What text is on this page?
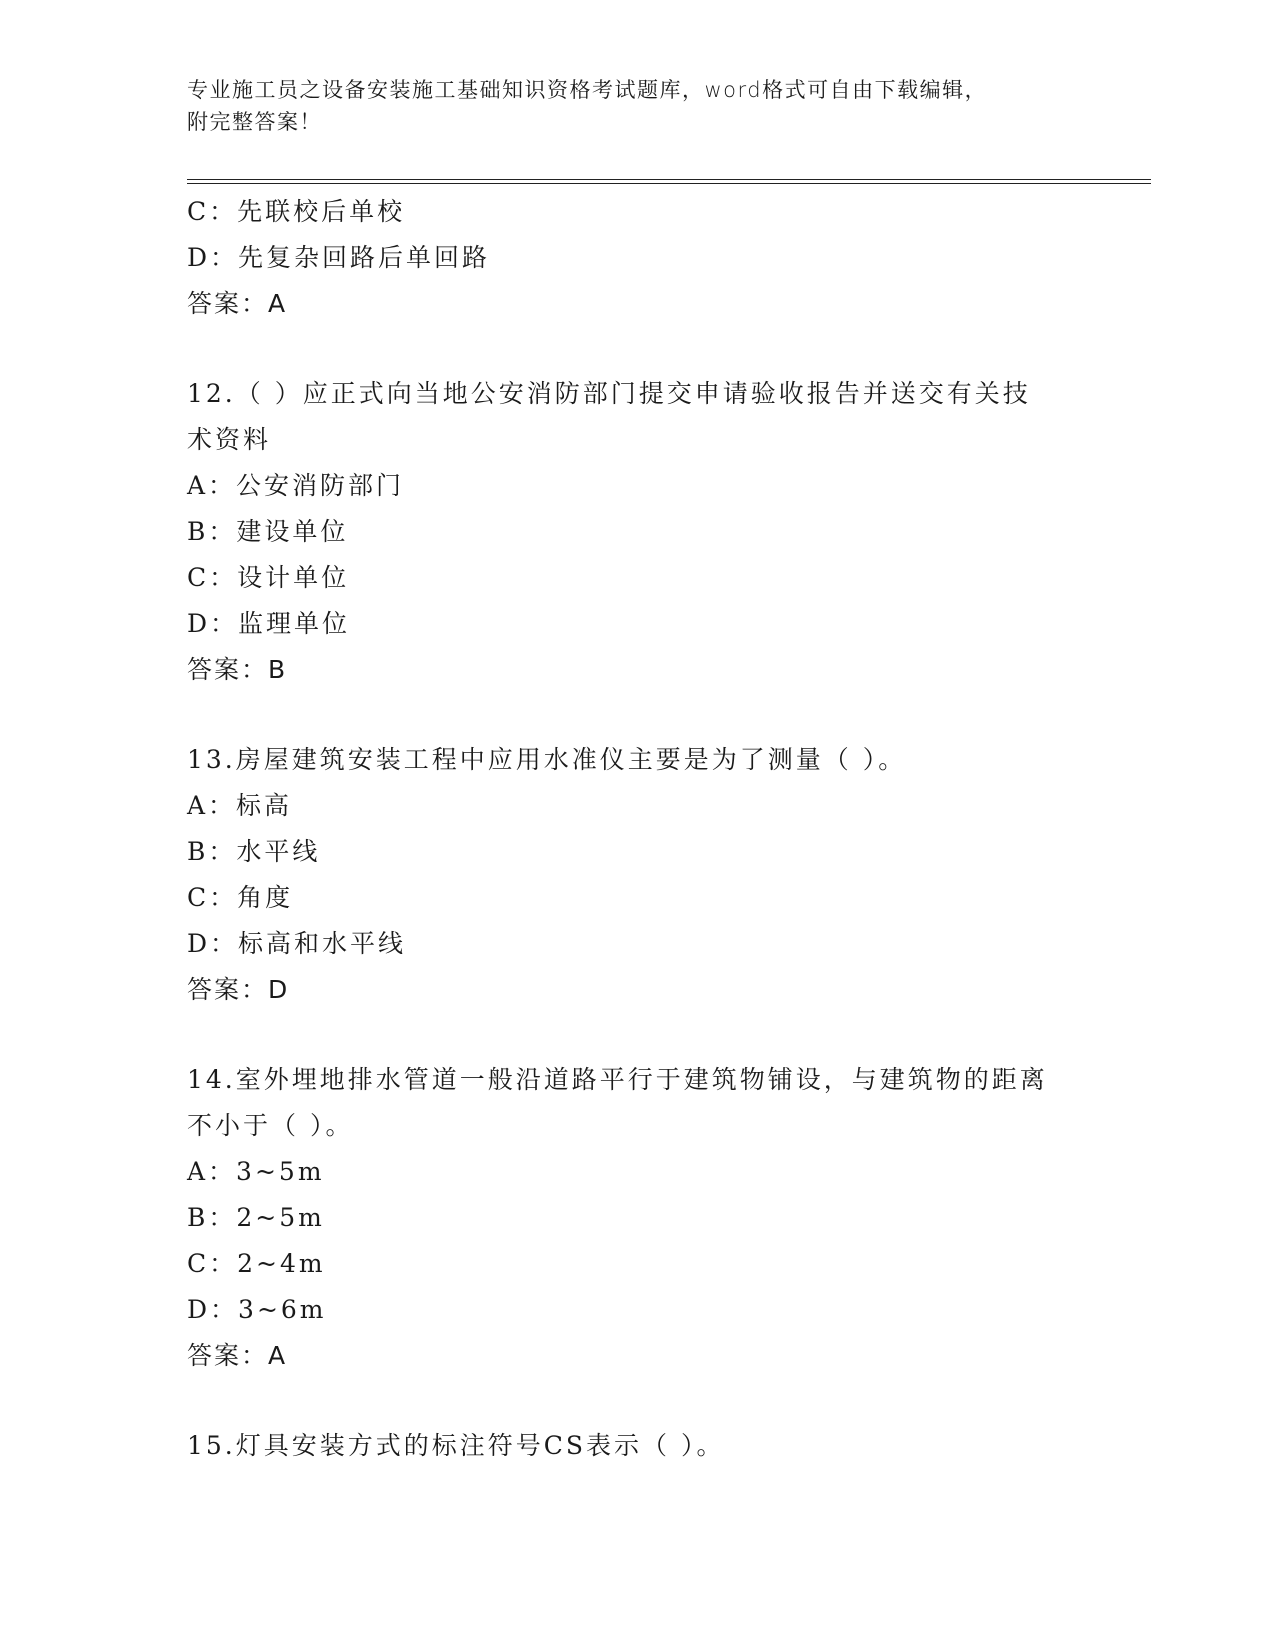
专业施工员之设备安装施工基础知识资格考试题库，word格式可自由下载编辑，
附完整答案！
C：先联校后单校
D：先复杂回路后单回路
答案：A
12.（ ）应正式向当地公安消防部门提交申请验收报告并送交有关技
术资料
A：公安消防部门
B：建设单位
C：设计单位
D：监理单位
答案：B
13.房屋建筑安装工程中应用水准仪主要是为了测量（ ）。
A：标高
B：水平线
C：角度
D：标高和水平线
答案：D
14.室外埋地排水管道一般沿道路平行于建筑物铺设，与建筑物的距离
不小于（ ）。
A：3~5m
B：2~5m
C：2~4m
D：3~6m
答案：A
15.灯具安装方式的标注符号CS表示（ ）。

◇ ◇ ◇ ◇ ◇

* _Exercise directions_
Set every line down exactly as written, leaving each picture out.

* _Response below_
What text is on this page?
专业施工员之设备安装施工基础知识资格考试题库，word格式可自由下载编辑，
附完整答案！
C：先联校后单校
D：先复杂回路后单回路
答案：A
12.（ ）应正式向当地公安消防部门提交申请验收报告并送交有关技
术资料
A：公安消防部门
B：建设单位
C：设计单位
D：监理单位
答案：B
13.房屋建筑安装工程中应用水准仪主要是为了测量（ ）。
A：标高
B：水平线
C：角度
D：标高和水平线
答案：D
14.室外埋地排水管道一般沿道路平行于建筑物铺设，与建筑物的距离
不小于（ ）。
A：3~5m
B：2~5m
C：2~4m
D：3~6m
答案：A
15.灯具安装方式的标注符号CS表示（ ）。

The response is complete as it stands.